(Entries from a dataset)
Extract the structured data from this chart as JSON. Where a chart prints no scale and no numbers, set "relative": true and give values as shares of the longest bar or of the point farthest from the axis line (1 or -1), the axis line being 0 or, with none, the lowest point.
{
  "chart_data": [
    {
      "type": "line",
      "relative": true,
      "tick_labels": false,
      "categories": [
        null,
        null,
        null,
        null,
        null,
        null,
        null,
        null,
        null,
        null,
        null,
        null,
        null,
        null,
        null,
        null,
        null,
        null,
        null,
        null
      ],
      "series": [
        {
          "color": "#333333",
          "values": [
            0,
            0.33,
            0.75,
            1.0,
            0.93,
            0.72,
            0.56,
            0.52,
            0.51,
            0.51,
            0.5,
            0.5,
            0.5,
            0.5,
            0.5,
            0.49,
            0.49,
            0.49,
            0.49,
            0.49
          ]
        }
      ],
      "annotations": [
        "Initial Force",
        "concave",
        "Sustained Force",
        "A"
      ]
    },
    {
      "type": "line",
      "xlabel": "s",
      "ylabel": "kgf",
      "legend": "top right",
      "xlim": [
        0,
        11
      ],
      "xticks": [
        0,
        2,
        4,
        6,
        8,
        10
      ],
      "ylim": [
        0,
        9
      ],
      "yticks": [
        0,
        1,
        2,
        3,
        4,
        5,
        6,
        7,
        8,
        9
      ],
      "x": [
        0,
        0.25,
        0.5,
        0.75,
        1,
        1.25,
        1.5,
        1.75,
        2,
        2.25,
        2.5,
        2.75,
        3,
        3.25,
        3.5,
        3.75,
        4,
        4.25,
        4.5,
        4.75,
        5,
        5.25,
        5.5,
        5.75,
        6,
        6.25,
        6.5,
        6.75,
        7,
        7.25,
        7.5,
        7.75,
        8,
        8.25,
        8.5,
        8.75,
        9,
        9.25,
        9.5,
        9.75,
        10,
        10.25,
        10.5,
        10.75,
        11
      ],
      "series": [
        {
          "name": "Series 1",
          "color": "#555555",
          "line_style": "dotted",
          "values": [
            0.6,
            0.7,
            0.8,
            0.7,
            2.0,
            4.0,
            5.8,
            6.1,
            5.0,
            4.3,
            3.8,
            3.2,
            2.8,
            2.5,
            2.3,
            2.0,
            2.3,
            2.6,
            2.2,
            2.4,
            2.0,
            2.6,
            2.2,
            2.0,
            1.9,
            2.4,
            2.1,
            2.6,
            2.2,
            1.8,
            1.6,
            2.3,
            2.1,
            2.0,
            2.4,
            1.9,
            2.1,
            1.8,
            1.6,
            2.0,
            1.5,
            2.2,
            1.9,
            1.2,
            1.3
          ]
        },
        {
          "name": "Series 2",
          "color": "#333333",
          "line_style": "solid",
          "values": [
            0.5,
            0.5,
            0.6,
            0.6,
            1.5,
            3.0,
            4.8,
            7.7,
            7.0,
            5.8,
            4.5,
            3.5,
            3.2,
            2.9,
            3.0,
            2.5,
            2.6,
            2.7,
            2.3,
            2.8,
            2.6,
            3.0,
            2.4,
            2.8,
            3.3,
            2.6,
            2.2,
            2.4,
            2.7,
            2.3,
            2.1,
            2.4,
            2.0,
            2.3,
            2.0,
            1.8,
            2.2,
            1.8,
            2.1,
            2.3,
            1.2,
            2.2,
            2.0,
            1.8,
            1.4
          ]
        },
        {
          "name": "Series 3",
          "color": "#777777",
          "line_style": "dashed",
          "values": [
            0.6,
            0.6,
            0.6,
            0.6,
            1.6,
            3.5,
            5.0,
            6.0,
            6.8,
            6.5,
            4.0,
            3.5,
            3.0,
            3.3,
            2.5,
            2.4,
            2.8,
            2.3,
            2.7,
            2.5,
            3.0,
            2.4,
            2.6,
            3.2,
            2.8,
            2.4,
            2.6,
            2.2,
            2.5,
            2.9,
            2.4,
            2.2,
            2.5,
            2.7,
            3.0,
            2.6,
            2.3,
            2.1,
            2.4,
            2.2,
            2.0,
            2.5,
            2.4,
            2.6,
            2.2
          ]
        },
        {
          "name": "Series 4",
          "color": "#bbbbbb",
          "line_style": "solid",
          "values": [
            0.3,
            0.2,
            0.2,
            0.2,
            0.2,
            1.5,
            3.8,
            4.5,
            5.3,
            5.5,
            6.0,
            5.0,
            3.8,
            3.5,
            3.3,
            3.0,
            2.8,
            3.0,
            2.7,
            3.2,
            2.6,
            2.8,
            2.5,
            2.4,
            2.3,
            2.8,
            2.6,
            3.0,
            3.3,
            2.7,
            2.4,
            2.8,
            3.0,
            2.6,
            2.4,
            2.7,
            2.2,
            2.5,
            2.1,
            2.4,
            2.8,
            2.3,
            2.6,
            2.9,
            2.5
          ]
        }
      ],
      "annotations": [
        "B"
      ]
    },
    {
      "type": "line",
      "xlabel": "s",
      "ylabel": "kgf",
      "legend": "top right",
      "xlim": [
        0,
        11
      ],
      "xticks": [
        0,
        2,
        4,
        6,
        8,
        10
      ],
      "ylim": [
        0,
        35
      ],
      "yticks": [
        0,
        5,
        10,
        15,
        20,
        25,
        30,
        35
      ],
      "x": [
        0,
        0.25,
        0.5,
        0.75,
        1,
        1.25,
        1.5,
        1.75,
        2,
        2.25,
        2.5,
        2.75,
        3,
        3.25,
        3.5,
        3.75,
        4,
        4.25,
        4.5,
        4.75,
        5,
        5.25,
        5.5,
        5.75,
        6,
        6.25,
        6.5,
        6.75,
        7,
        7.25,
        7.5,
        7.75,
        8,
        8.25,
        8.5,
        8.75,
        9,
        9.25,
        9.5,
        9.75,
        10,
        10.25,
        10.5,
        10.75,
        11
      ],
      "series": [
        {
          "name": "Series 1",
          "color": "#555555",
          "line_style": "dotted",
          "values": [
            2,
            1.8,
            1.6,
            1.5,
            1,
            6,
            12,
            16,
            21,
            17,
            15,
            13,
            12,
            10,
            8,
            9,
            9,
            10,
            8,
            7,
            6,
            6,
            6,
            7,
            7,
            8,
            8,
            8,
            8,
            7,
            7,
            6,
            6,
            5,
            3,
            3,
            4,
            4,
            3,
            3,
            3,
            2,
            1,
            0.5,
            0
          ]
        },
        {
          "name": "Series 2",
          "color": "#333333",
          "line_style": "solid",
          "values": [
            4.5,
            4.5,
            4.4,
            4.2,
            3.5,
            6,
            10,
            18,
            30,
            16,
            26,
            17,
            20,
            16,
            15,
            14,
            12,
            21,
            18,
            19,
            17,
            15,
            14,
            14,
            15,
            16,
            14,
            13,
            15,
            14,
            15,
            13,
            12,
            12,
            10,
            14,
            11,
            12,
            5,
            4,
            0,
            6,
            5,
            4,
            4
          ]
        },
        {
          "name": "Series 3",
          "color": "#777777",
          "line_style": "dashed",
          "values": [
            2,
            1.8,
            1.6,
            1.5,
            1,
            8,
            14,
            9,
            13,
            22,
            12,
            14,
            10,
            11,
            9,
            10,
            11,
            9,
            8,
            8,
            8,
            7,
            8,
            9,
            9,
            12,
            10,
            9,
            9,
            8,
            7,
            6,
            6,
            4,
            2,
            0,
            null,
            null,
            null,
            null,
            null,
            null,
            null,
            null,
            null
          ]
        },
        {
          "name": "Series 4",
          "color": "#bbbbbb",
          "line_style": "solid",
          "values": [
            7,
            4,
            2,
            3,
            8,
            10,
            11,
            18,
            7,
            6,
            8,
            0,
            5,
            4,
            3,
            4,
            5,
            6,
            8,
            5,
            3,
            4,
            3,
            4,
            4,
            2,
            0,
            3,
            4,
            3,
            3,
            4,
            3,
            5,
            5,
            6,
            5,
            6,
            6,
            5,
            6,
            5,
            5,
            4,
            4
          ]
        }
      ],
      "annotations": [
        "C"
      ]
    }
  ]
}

▶ _Task requirements_: Show every line in the entries where the string "relative" occurs.

▶ _Answer to this exercise_:
Extract the structured data from this chart as JSON. Where a chart prints no scale and no numbers, set "relative": true and give values as shares of the longest bar or of the point farthest from the axis line (1 or -1), the axis line being 0 or, with none, the lowest point.
      "relative": true,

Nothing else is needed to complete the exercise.